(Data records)
········

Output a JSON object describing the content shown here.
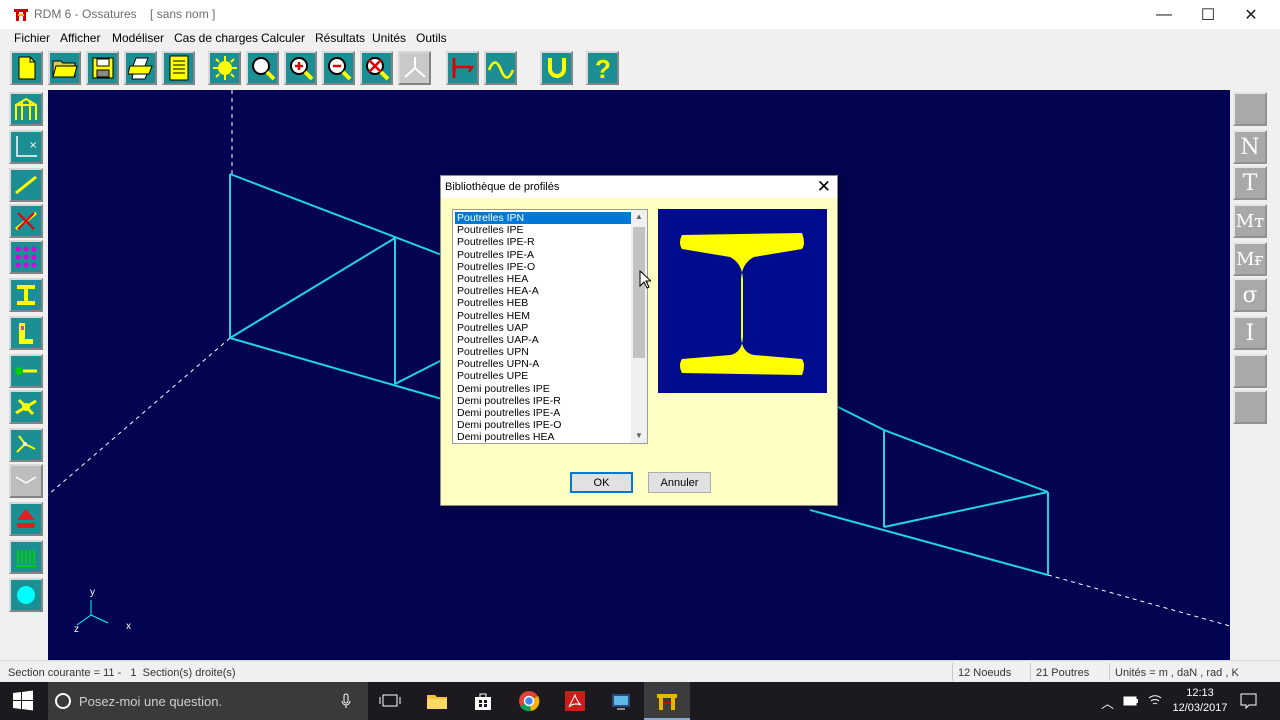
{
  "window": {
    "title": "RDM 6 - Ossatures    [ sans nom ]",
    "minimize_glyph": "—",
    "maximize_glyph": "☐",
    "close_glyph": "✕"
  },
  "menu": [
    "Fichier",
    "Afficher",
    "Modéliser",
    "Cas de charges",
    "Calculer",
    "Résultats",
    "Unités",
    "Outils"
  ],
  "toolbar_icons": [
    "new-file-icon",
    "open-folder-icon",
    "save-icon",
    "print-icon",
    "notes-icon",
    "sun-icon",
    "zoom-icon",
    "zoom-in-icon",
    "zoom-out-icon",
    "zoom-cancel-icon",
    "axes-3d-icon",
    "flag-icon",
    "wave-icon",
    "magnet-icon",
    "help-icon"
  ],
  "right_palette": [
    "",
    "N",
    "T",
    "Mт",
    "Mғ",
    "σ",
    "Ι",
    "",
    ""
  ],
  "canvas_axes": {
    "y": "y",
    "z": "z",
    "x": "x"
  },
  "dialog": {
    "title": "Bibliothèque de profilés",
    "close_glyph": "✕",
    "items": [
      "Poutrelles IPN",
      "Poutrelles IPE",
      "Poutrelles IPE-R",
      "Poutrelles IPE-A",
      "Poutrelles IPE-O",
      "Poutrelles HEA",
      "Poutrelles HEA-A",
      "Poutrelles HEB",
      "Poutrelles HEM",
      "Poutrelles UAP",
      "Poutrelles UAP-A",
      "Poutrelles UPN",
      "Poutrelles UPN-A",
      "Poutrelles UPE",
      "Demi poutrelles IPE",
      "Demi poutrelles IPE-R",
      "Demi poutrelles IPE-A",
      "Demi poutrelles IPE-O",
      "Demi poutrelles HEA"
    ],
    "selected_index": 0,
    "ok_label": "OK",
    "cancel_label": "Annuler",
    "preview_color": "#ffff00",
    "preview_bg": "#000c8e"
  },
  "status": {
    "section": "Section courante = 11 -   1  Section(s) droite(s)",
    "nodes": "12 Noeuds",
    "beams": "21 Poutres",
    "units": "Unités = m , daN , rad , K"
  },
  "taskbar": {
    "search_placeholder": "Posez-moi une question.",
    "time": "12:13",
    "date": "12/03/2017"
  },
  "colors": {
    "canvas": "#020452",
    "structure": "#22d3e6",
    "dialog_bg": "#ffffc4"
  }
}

········

Exercise directions - Restate each line of the records exactly; pictures do not belong in the copy.

Completed exercise -
Output a JSON object describing the content shown here.
{
  "window": {
    "title": "RDM 6 - Ossatures    [ sans nom ]",
    "minimize_glyph": "—",
    "maximize_glyph": "☐",
    "close_glyph": "✕"
  },
  "menu": [
    "Fichier",
    "Afficher",
    "Modéliser",
    "Cas de charges",
    "Calculer",
    "Résultats",
    "Unités",
    "Outils"
  ],
  "toolbar_icons": [
    "new-file-icon",
    "open-folder-icon",
    "save-icon",
    "print-icon",
    "notes-icon",
    "sun-icon",
    "zoom-icon",
    "zoom-in-icon",
    "zoom-out-icon",
    "zoom-cancel-icon",
    "axes-3d-icon",
    "flag-icon",
    "wave-icon",
    "magnet-icon",
    "help-icon"
  ],
  "right_palette": [
    "",
    "N",
    "T",
    "Mт",
    "Mғ",
    "σ",
    "Ι",
    "",
    ""
  ],
  "canvas_axes": {
    "y": "y",
    "z": "z",
    "x": "x"
  },
  "dialog": {
    "title": "Bibliothèque de profilés",
    "close_glyph": "✕",
    "items": [
      "Poutrelles IPN",
      "Poutrelles IPE",
      "Poutrelles IPE-R",
      "Poutrelles IPE-A",
      "Poutrelles IPE-O",
      "Poutrelles HEA",
      "Poutrelles HEA-A",
      "Poutrelles HEB",
      "Poutrelles HEM",
      "Poutrelles UAP",
      "Poutrelles UAP-A",
      "Poutrelles UPN",
      "Poutrelles UPN-A",
      "Poutrelles UPE",
      "Demi poutrelles IPE",
      "Demi poutrelles IPE-R",
      "Demi poutrelles IPE-A",
      "Demi poutrelles IPE-O",
      "Demi poutrelles HEA"
    ],
    "selected_index": 0,
    "ok_label": "OK",
    "cancel_label": "Annuler",
    "preview_color": "#ffff00",
    "preview_bg": "#000c8e"
  },
  "status": {
    "section": "Section courante = 11 -   1  Section(s) droite(s)",
    "nodes": "12 Noeuds",
    "beams": "21 Poutres",
    "units": "Unités = m , daN , rad , K"
  },
  "taskbar": {
    "search_placeholder": "Posez-moi une question.",
    "time": "12:13",
    "date": "12/03/2017"
  },
  "colors": {
    "canvas": "#020452",
    "structure": "#22d3e6",
    "dialog_bg": "#ffffc4"
  }
}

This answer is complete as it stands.